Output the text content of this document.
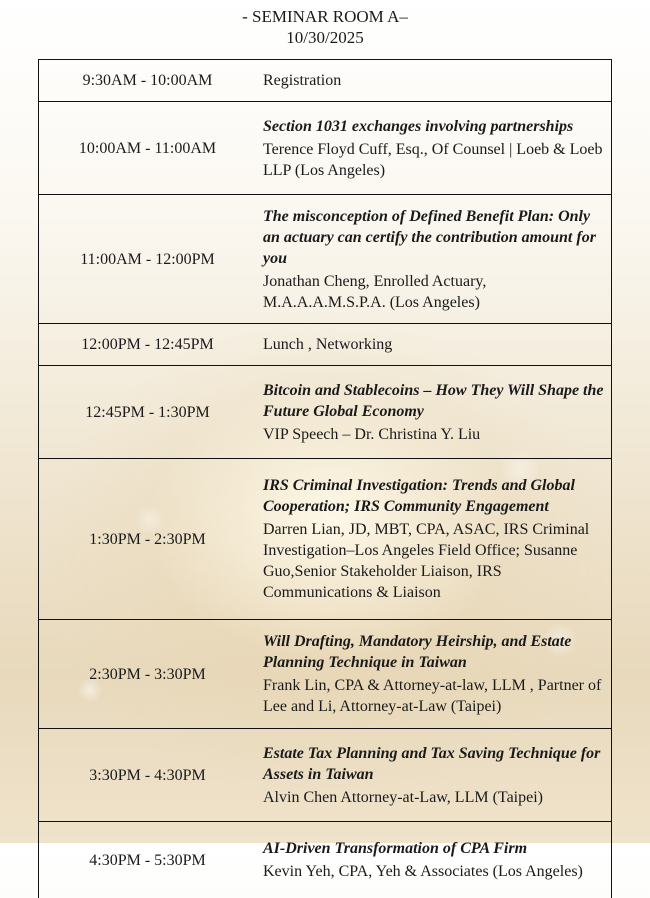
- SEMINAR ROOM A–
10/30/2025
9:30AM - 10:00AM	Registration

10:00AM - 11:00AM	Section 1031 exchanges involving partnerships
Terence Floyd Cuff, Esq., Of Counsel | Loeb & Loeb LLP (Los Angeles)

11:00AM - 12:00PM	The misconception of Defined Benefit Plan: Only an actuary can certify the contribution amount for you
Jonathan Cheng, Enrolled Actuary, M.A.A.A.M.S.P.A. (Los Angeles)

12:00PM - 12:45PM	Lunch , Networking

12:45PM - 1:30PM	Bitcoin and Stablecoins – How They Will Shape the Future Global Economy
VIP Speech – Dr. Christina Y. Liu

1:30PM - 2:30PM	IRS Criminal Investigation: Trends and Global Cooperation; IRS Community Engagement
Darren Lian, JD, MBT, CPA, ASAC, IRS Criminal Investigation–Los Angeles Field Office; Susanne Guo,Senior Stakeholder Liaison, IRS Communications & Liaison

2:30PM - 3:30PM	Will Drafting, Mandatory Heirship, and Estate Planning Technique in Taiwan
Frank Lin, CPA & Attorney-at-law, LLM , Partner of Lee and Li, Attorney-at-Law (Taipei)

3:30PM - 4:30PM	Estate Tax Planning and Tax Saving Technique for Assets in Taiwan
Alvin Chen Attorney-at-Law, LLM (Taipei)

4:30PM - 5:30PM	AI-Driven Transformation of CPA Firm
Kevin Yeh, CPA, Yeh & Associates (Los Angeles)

==

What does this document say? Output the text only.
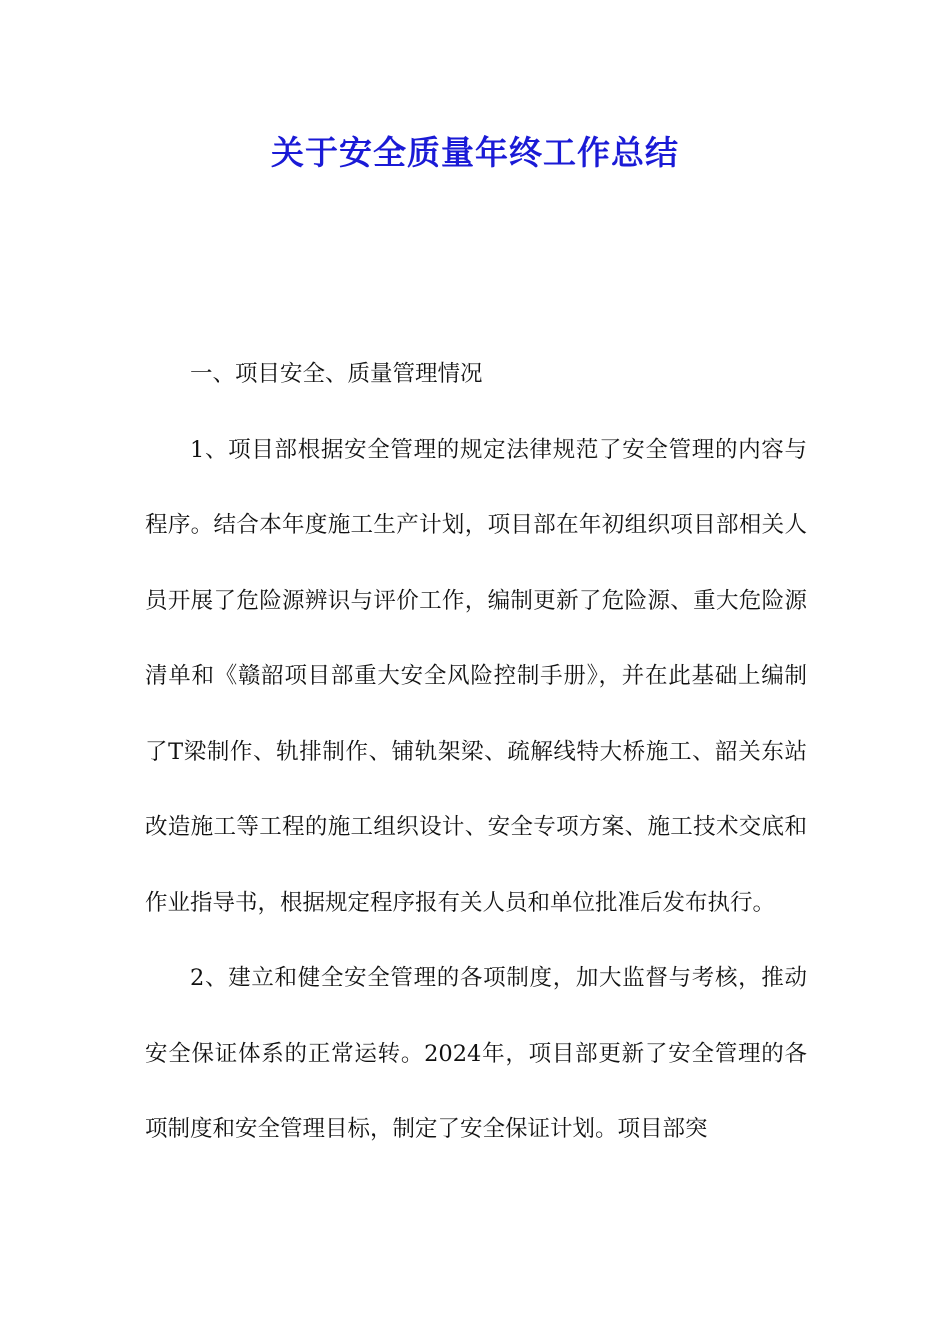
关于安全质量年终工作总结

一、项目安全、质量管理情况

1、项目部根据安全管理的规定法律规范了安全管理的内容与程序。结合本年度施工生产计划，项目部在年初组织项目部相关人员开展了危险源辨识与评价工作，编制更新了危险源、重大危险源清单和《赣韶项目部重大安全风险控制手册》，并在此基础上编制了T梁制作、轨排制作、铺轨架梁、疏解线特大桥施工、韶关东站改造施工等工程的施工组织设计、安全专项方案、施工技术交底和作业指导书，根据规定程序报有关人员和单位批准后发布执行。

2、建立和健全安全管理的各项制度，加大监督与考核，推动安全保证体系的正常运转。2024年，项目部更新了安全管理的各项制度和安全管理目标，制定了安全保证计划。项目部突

**WHAT IS BEING ASKED**
Look through the listing above. Pick out each line with "this" and copy it.

**REPLY TO THE EXERCISE**
Output the text content of this document.
What does this document say? Output the text only.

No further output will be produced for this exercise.